(Stored data)
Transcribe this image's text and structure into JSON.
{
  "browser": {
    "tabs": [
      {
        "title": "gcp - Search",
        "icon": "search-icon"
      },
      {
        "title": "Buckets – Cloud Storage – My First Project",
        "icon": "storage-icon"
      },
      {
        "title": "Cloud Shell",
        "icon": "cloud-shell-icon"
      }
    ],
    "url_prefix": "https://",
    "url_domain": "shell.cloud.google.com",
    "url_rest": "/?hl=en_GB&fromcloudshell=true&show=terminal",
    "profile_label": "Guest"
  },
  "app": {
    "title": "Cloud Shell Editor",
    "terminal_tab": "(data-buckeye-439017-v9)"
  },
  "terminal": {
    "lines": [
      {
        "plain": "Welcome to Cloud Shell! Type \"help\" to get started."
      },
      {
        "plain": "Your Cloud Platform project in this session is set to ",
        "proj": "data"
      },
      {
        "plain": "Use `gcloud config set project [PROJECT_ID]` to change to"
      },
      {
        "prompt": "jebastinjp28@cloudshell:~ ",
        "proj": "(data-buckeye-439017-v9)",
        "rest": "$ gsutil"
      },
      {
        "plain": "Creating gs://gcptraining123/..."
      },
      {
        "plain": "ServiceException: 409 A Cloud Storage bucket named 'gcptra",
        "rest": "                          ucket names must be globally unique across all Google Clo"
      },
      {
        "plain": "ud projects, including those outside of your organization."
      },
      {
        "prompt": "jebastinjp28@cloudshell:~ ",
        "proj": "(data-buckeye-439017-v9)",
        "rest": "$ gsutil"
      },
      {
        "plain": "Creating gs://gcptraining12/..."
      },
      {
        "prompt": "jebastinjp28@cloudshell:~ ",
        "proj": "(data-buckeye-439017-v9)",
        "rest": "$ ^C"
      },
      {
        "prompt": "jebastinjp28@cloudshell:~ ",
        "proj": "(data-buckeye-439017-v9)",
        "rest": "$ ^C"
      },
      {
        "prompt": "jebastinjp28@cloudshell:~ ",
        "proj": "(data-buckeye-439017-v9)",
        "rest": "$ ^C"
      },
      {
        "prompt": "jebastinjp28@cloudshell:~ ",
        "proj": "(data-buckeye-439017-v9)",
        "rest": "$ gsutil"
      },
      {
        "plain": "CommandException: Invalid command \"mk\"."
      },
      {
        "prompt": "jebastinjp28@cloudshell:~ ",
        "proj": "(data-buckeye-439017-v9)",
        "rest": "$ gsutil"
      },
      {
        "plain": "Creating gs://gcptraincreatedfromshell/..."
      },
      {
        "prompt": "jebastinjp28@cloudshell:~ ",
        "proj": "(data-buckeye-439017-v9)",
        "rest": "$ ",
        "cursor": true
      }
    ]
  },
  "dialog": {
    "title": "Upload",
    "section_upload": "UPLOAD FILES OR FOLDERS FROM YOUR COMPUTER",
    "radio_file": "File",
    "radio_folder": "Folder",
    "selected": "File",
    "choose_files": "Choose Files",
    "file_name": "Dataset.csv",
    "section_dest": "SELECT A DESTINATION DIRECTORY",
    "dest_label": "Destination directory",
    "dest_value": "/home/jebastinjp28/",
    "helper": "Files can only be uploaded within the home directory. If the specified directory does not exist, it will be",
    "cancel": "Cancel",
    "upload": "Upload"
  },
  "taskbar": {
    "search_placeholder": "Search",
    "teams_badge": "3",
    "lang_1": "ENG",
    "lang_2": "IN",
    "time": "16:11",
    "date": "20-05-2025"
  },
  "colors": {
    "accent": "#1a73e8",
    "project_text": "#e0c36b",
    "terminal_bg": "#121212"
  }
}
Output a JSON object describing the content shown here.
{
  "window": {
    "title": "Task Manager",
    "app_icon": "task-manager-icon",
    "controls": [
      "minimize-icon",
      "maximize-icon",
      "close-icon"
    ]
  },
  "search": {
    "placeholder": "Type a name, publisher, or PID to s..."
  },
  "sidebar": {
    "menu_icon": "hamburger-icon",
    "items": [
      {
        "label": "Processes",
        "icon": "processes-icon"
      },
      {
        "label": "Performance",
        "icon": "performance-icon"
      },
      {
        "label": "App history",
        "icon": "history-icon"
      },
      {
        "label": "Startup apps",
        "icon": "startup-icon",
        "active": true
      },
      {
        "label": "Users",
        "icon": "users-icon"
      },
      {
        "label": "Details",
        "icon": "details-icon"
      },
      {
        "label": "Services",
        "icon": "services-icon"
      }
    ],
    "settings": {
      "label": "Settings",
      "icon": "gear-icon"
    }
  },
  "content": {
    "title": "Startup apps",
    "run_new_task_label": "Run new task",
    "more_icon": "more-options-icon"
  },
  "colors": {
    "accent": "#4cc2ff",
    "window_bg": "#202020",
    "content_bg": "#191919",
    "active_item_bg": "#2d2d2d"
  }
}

* _DESCRIPTION OF THE TASK_
Print out the whole listing exactly as it appears.

* _TASK OUTPUT_
Transcribe this image's text and structure into JSON.
{
  "browser": {
    "tabs": [
      {
        "title": "gcp - Search",
        "icon": "search-icon"
      },
      {
        "title": "Buckets – Cloud Storage – My First Project",
        "icon": "storage-icon"
      },
      {
        "title": "Cloud Shell",
        "icon": "cloud-shell-icon"
      }
    ],
    "url_prefix": "https://",
    "url_domain": "shell.cloud.google.com",
    "url_rest": "/?hl=en_GB&fromcloudshell=true&show=terminal",
    "profile_label": "Guest"
  },
  "app": {
    "title": "Cloud Shell Editor",
    "terminal_tab": "(data-buckeye-439017-v9)"
  },
  "terminal": {
    "lines": [
      {
        "plain": "Welcome to Cloud Shell! Type \"help\" to get started."
      },
      {
        "plain": "Your Cloud Platform project in this session is set to ",
        "proj": "data"
      },
      {
        "plain": "Use `gcloud config set project [PROJECT_ID]` to change to"
      },
      {
        "prompt": "jebastinjp28@cloudshell:~ ",
        "proj": "(data-buckeye-439017-v9)",
        "rest": "$ gsutil"
      },
      {
        "plain": "Creating gs://gcptraining123/..."
      },
      {
        "plain": "ServiceException: 409 A Cloud Storage bucket named 'gcptra",
        "rest": "                          ucket names must be globally unique across all Google Clo"
      },
      {
        "plain": "ud projects, including those outside of your organization."
      },
      {
        "prompt": "jebastinjp28@cloudshell:~ ",
        "proj": "(data-buckeye-439017-v9)",
        "rest": "$ gsutil"
      },
      {
        "plain": "Creating gs://gcptraining12/..."
      },
      {
        "prompt": "jebastinjp28@cloudshell:~ ",
        "proj": "(data-buckeye-439017-v9)",
        "rest": "$ ^C"
      },
      {
        "prompt": "jebastinjp28@cloudshell:~ ",
        "proj": "(data-buckeye-439017-v9)",
        "rest": "$ ^C"
      },
      {
        "prompt": "jebastinjp28@cloudshell:~ ",
        "proj": "(data-buckeye-439017-v9)",
        "rest": "$ ^C"
      },
      {
        "prompt": "jebastinjp28@cloudshell:~ ",
        "proj": "(data-buckeye-439017-v9)",
        "rest": "$ gsutil"
      },
      {
        "plain": "CommandException: Invalid command \"mk\"."
      },
      {
        "prompt": "jebastinjp28@cloudshell:~ ",
        "proj": "(data-buckeye-439017-v9)",
        "rest": "$ gsutil"
      },
      {
        "plain": "Creating gs://gcptraincreatedfromshell/..."
      },
      {
        "prompt": "jebastinjp28@cloudshell:~ ",
        "proj": "(data-buckeye-439017-v9)",
        "rest": "$ ",
        "cursor": true
      }
    ]
  },
  "dialog": {
    "title": "Upload",
    "section_upload": "UPLOAD FILES OR FOLDERS FROM YOUR COMPUTER",
    "radio_file": "File",
    "radio_folder": "Folder",
    "selected": "File",
    "choose_files": "Choose Files",
    "file_name": "Dataset.csv",
    "section_dest": "SELECT A DESTINATION DIRECTORY",
    "dest_label": "Destination directory",
    "dest_value": "/home/jebastinjp28/",
    "helper": "Files can only be uploaded within the home directory. If the specified directory does not exist, it will be",
    "cancel": "Cancel",
    "upload": "Upload"
  },
  "taskbar": {
    "search_placeholder": "Search",
    "teams_badge": "3",
    "lang_1": "ENG",
    "lang_2": "IN",
    "time": "16:11",
    "date": "20-05-2025"
  },
  "colors": {
    "accent": "#1a73e8",
    "project_text": "#e0c36b",
    "terminal_bg": "#121212"
  }
}
Output a JSON object describing the content shown here.
{
  "window": {
    "title": "Task Manager",
    "app_icon": "task-manager-icon",
    "controls": [
      "minimize-icon",
      "maximize-icon",
      "close-icon"
    ]
  },
  "search": {
    "placeholder": "Type a name, publisher, or PID to s..."
  },
  "sidebar": {
    "menu_icon": "hamburger-icon",
    "items": [
      {
        "label": "Processes",
        "icon": "processes-icon"
      },
      {
        "label": "Performance",
        "icon": "performance-icon"
      },
      {
        "label": "App history",
        "icon": "history-icon"
      },
      {
        "label": "Startup apps",
        "icon": "startup-icon",
        "active": true
      },
      {
        "label": "Users",
        "icon": "users-icon"
      },
      {
        "label": "Details",
        "icon": "details-icon"
      },
      {
        "label": "Services",
        "icon": "services-icon"
      }
    ],
    "settings": {
      "label": "Settings",
      "icon": "gear-icon"
    }
  },
  "content": {
    "title": "Startup apps",
    "run_new_task_label": "Run new task",
    "more_icon": "more-options-icon"
  },
  "colors": {
    "accent": "#4cc2ff",
    "window_bg": "#202020",
    "content_bg": "#191919",
    "active_item_bg": "#2d2d2d"
  }
}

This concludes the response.